= Directions =
Here are some records; copy every line that holds the word "different".

Records from a dataset:
>>>

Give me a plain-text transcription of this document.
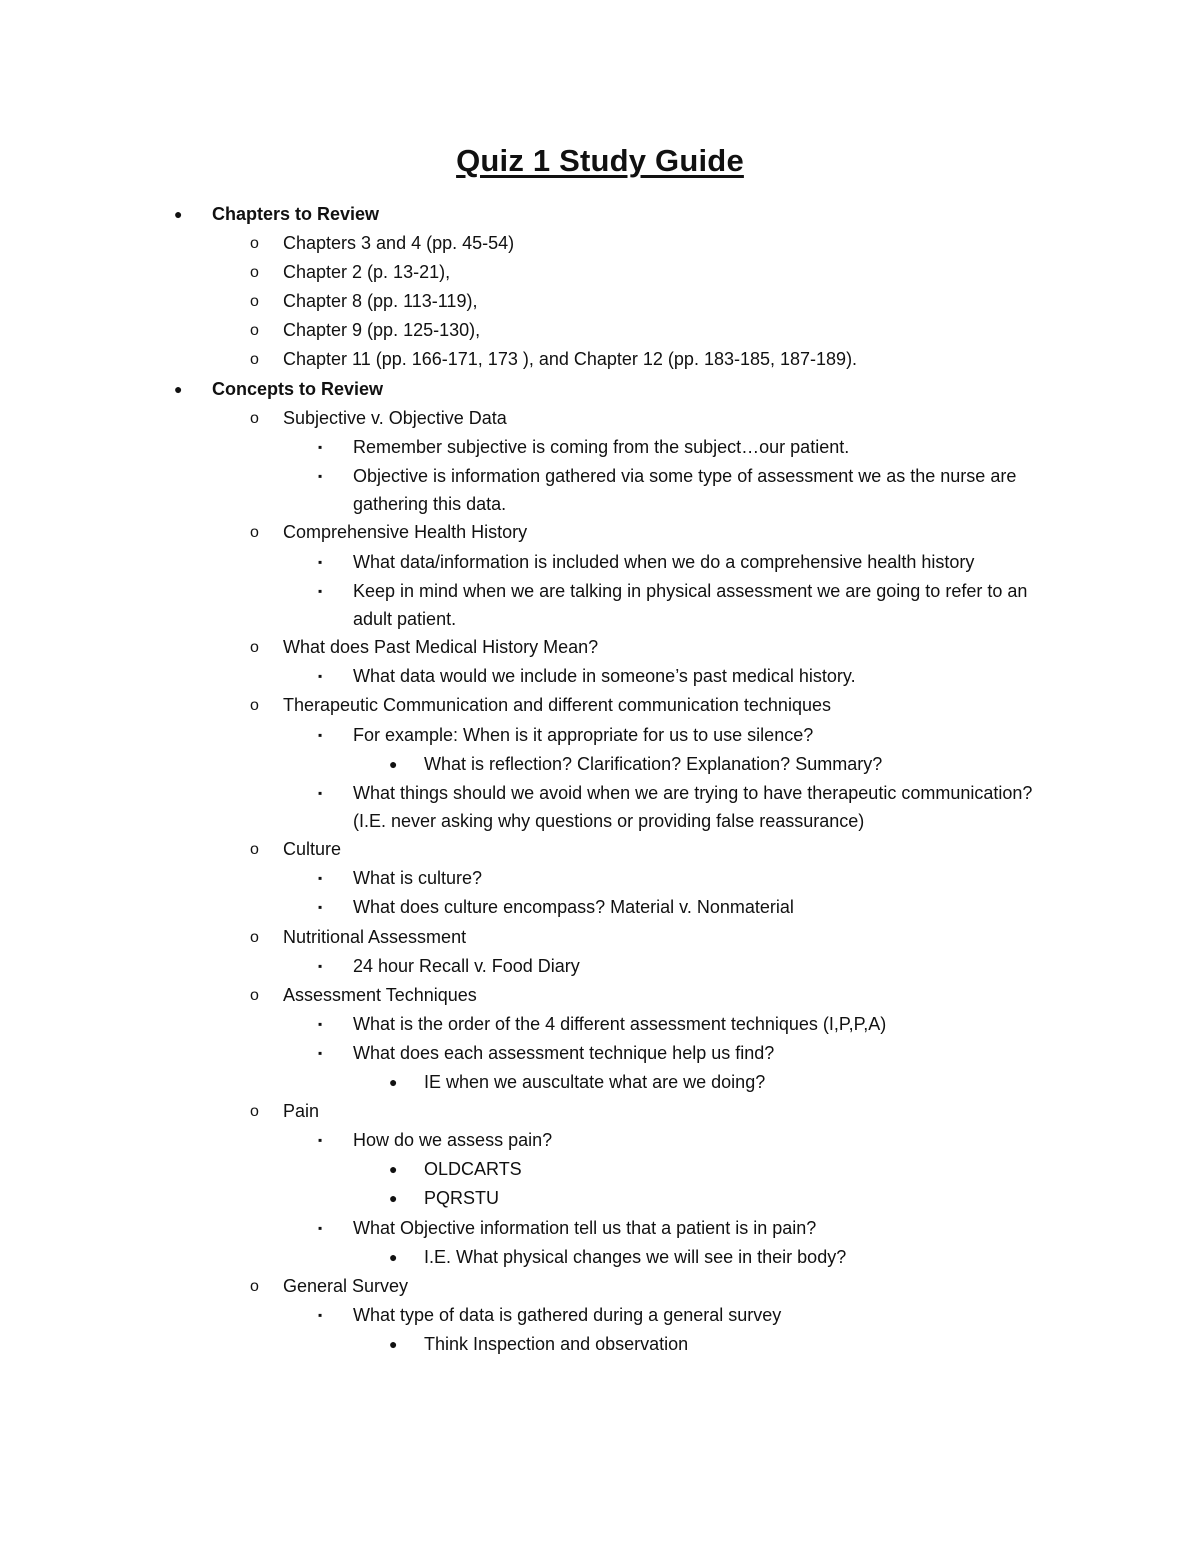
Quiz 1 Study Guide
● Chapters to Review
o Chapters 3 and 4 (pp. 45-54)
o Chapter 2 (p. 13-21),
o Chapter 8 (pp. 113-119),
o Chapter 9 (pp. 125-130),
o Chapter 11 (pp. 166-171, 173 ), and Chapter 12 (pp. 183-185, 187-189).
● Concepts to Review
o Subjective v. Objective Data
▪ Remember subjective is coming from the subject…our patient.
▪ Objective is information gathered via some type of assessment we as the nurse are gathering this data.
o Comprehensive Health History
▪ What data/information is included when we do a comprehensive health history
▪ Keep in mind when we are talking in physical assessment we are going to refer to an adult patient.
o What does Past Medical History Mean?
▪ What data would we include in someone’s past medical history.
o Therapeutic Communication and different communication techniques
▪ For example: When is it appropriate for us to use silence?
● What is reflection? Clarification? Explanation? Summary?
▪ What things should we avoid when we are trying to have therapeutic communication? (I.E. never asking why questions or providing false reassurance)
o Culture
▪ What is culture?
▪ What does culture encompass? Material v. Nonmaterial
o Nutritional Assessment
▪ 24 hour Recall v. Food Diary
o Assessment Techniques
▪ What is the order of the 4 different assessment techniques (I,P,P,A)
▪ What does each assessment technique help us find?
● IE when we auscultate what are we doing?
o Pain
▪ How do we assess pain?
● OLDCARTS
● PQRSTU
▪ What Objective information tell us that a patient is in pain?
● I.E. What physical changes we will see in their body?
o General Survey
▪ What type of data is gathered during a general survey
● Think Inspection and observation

<<<

= The solution =
o Therapeutic Communication and different communication techniques
▪ What is the order of the 4 different assessment techniques (I,P,P,A)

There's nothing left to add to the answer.